• _Directives_
1/ In the Gmail-to-Sheets automation write-up, which file handles the OAuth 2.0 authentication flow?
2/ Please carry on the Gmail-to-Sheets automation write-up from its final line.

• _Extract to read_
= = =
Gmail-to-Sheets Automation System

Author: Rushikesh Randive
Project: Python Automation - Gmail to Google Sheets Integration
Date: January 2026

📋 Table of Contents

Project Overview
Architecture
Features
Setup Instructions
OAuth Flow Explanation
State Persistence Method
Duplicate Prevention Logic
Execution Results
Challenges Faced
Limitations

🎯 Project Overview

A Python automation system that connects to Gmail and Google Sheets APIs to automatically read unread emails from a Gmail inbox and log them into a Google Sheet. The system uses OAuth 2.0 authentication (user credentials only, no service accounts) and implements robust duplicate prevention.

Key Features

✅ Fetches unread emails from Gmail inbox
✅ Extracts structured data: From, Subject, Date, Content
✅ Appends data to Google Sheets automatically
✅ Marks processed emails as read
✅ Prevents duplicate processing across multiple runs
✅ Handles HTML to plain text conversion
✅ Implements atomic file operations for data consistency

🏗️ Architecture

High-Level System Design

graph TB
    A[main.py - Orchestrator] --> B[gmail_service.py]
    A --> C[sheets_service.py]
    A --> D[email_parser.py]
    A --> E[state_manager.py]
    
    B --> F[Gmail API]
    C --> G[Google Sheets API]
    E --> H[processed_ids.json]
    
    I[config.py] --> A
    J[credentials.json] --> B
    J --> C
    K[token.json] --> B
    K --> C
    
    style A fill:#4CAF50
    style B fill:#2196F3
    style C fill:#2196F3
    style D fill:#2196F3
    style E fill:#2196F3

Component Responsibilities

Component	Responsibility
main.py	Orchestrates the complete workflow, coordinates all services
gmail_service.py	Gmail API authentication, email fetching, marking as read
sheets_service.py	Google Sheets API authentication, data appending
email_parser.py	Extracts structured data from email messages
state_manager.py	Tracks processed emails, prevents duplicates
oauth_handler.py	Handles OAuth 2.0 authentication flow
config.py	Centralized configuration management

✨ Features

Core Functionality

OAuth 2.0 Authentication
- User credential-based authentication (no service accounts)
= = =
• _Data records_
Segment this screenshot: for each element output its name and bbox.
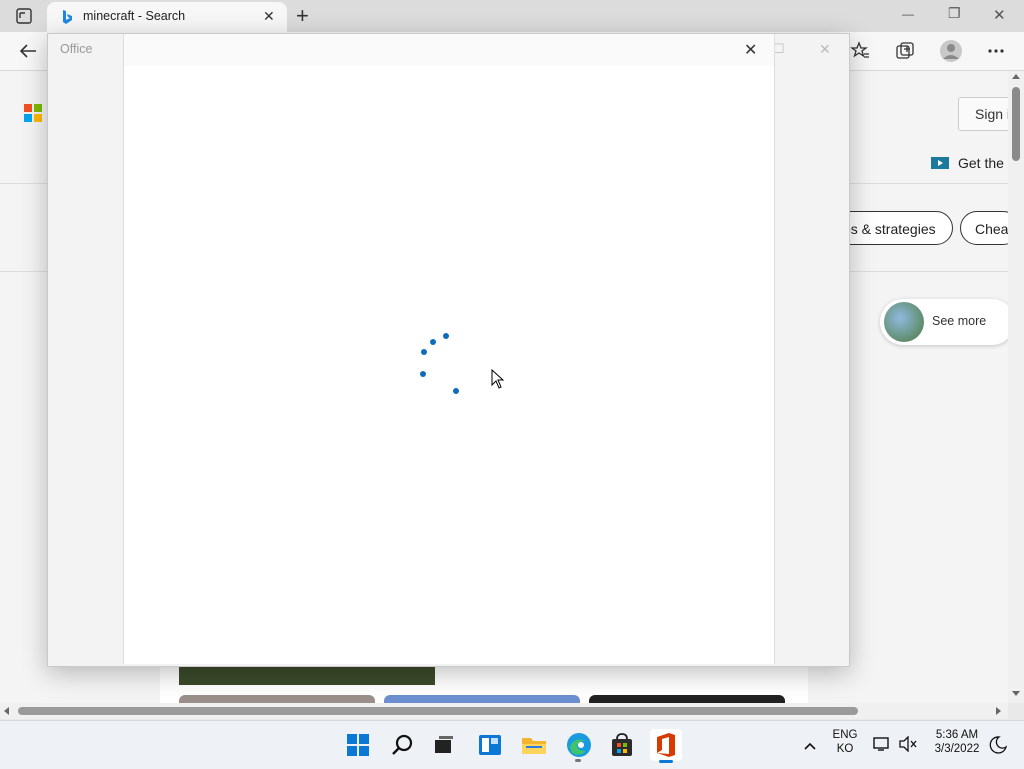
taskbar: ENG KO 5:36 AM 3/3/2022 <box>0 720 1024 769</box>
volume-muted-icon[interactable] <box>899 735 917 753</box>
edge-icon[interactable] <box>563 729 595 762</box>
bing-icon <box>61 9 73 25</box>
chip-label: ps & strategies <box>843 221 936 237</box>
running-indicator <box>575 759 581 762</box>
tv-icon <box>931 157 949 169</box>
loading-spinner <box>414 329 464 399</box>
mouse-cursor-icon <box>491 368 505 389</box>
sign-in-label: Sign i <box>975 106 1011 122</box>
office-dialog-title: Office <box>60 42 93 56</box>
vertical-scrollbar[interactable] <box>1008 71 1024 703</box>
thumbnail-strip <box>589 695 785 703</box>
office-outer-close-button[interactable]: ✕ <box>819 41 831 58</box>
start-icon[interactable] <box>342 729 374 761</box>
tab-close-icon[interactable]: ✕ <box>263 8 275 25</box>
browser-tab-bar: minecraft - Search ✕ + — ❐ ✕ <box>0 0 1024 32</box>
collections-icon[interactable] <box>895 41 915 61</box>
restore-button[interactable]: ❐ <box>948 5 961 22</box>
horizontal-scrollbar[interactable] <box>0 703 1008 719</box>
ime-label: KO <box>836 743 854 755</box>
search-icon[interactable] <box>387 729 419 761</box>
office-icon[interactable] <box>650 729 682 763</box>
microsoft-logo-icon <box>24 104 42 122</box>
scroll-left-arrow-icon[interactable] <box>4 707 9 715</box>
spinner-dot <box>453 388 459 394</box>
favorites-icon[interactable] <box>850 41 870 61</box>
scroll-down-arrow-icon[interactable] <box>1012 691 1020 696</box>
focus-assist-icon[interactable] <box>989 736 1008 754</box>
scroll-right-arrow-icon[interactable] <box>996 707 1001 715</box>
clock-date: 3/3/2022 <box>934 743 980 755</box>
office-content-pane: ✕ <box>123 34 775 664</box>
widgets-icon[interactable] <box>474 729 506 761</box>
input-language-indicator[interactable]: ENG KO <box>828 729 862 755</box>
thumbnail-strip <box>179 695 375 703</box>
file-explorer-icon[interactable] <box>518 729 550 761</box>
see-more-label: See more <box>932 314 987 328</box>
scroll-up-arrow-icon[interactable] <box>1012 74 1020 79</box>
office-content-header <box>124 34 774 66</box>
get-app-link[interactable]: Get the <box>930 155 1010 175</box>
tab-actions-icon[interactable] <box>16 8 32 24</box>
scroll-thumb[interactable] <box>1012 87 1020 161</box>
profile-avatar-icon[interactable] <box>939 39 963 63</box>
store-icon[interactable] <box>606 729 638 761</box>
chip-label: Chea <box>975 221 1009 237</box>
show-hidden-icons-button[interactable] <box>804 739 816 750</box>
tab-title: minecraft - Search <box>83 9 186 23</box>
see-more-card[interactable]: See more <box>880 299 1015 345</box>
scroll-thumb[interactable] <box>18 707 858 715</box>
clock-time: 5:36 AM <box>935 729 979 741</box>
more-options-icon[interactable] <box>986 41 1006 61</box>
thumbnail-strip <box>384 695 580 703</box>
minimize-button[interactable]: — <box>902 7 914 21</box>
result-image[interactable] <box>179 665 435 685</box>
get-app-label: Get the <box>958 155 1004 171</box>
back-arrow-icon[interactable] <box>18 41 38 61</box>
language-label: ENG <box>832 729 858 741</box>
minecraft-thumbnail-icon <box>884 302 924 342</box>
network-icon[interactable] <box>873 736 891 752</box>
close-window-button[interactable]: ✕ <box>993 6 1006 24</box>
new-tab-button[interactable]: + <box>296 3 309 29</box>
spinner-dot <box>430 339 436 345</box>
active-indicator <box>659 760 673 763</box>
spinner-dot <box>443 333 449 339</box>
spinner-dot <box>421 349 427 355</box>
task-view-icon[interactable] <box>428 729 460 761</box>
browser-tab[interactable]: minecraft - Search ✕ <box>47 2 287 32</box>
clock[interactable]: 5:36 AM 3/3/2022 <box>926 729 988 755</box>
spinner-dot <box>420 371 426 377</box>
office-close-button[interactable]: ✕ <box>744 40 757 60</box>
office-dialog: Office ☐ ✕ ✕ <box>47 33 850 667</box>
= = =
• _Responses for each task_
1/ oauth_handler.py

2/
- Browser-based consent flow
- Automatic token refresh
- Secure token storage
Email Processing
- Fetches only unread emails from inbox
- Extracts: Sender, Subject, Date, Content
- Handles HTML to plain text conversion
- Processes multipart messages
Google Sheets Integration
- Appends data as new rows
- Preserves existing data
- Automatic header creation
- Validates spreadsheet access
Duplicate Prevention
- Tracks processed email IDs in JSON file
- Skips already-processed emails
- Persists state across system restarts
- Atomic file operations prevent corruption
Email Status Management
- Marks processed emails as read
- Continues processing even if marking fails
- Maintains state consistency

🚀 Setup Instructions

Prerequisites

Python 3.7 or higher
Google Cloud Project with Gmail API and Sheets API enabled
OAuth 2.0 credentials (Desktop Application type)

Step 1: Clone Repository

git clone https://github.com/rushikeshxdev/gmail-to-sheets-automation.git
cd gmail-to-sheets-automation

Step 2: Install Dependencies

pip install -r requirements.txt

Step 3: Configure Google Cloud Project

Go to Google Cloud Console
Create a new project or select existing one
Enable APIs:
- Gmail API
- Google Sheets API
Create OAuth 2.0 credentials:
- Go to "Credentials" → "Create Credentials" → "OAuth client ID"
- Application type: "Desktop application"
- Download credentials JSON file
Place credentials file at: credentials/credentials.json

Step 4: Configure OAuth Consent Screen

Go to "OAuth consent screen"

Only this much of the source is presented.